▸ **EXERCISE TASK**: Restate every entry word for word.

▸ **RECORDS FOR THIS TASK**:
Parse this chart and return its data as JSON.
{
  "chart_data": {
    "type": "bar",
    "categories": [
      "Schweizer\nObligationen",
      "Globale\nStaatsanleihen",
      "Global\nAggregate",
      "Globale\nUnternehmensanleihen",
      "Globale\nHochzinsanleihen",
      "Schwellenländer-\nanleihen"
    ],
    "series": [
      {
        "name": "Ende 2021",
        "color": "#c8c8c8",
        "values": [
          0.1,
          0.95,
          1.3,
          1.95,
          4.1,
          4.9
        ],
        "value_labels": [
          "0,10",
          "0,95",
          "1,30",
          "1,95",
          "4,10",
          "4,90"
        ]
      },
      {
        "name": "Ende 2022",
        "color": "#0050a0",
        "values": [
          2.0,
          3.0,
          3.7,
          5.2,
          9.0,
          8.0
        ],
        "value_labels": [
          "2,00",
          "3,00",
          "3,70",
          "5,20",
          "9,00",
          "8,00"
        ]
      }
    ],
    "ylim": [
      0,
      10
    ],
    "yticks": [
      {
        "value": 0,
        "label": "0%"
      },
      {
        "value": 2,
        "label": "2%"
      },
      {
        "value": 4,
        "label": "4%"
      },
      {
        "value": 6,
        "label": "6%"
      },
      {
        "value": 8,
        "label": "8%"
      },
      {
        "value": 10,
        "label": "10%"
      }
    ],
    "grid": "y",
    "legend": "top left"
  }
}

▸ **TASK RESULT**:
Parse this chart and return its data as JSON.
{
  "chart_data": {
    "type": "bar",
    "categories": [
      "Schweizer\nObligationen",
      "Globale\nStaatsanleihen",
      "Global\nAggregate",
      "Globale\nUnternehmensanleihen",
      "Globale\nHochzinsanleihen",
      "Schwellenländer-\nanleihen"
    ],
    "series": [
      {
        "name": "Ende 2021",
        "color": "#c8c8c8",
        "values": [
          0.1,
          0.95,
          1.3,
          1.95,
          4.1,
          4.9
        ],
        "value_labels": [
          "0,10",
          "0,95",
          "1,30",
          "1,95",
          "4,10",
          "4,90"
        ]
      },
      {
        "name": "Ende 2022",
        "color": "#0050a0",
        "values": [
          2.0,
          3.0,
          3.7,
          5.2,
          9.0,
          8.0
        ],
        "value_labels": [
          "2,00",
          "3,00",
          "3,70",
          "5,20",
          "9,00",
          "8,00"
        ]
      }
    ],
    "ylim": [
      0,
      10
    ],
    "yticks": [
      {
        "value": 0,
        "label": "0%"
      },
      {
        "value": 2,
        "label": "2%"
      },
      {
        "value": 4,
        "label": "4%"
      },
      {
        "value": 6,
        "label": "6%"
      },
      {
        "value": 8,
        "label": "8%"
      },
      {
        "value": 10,
        "label": "10%"
      }
    ],
    "grid": "y",
    "legend": "top left"
  }
}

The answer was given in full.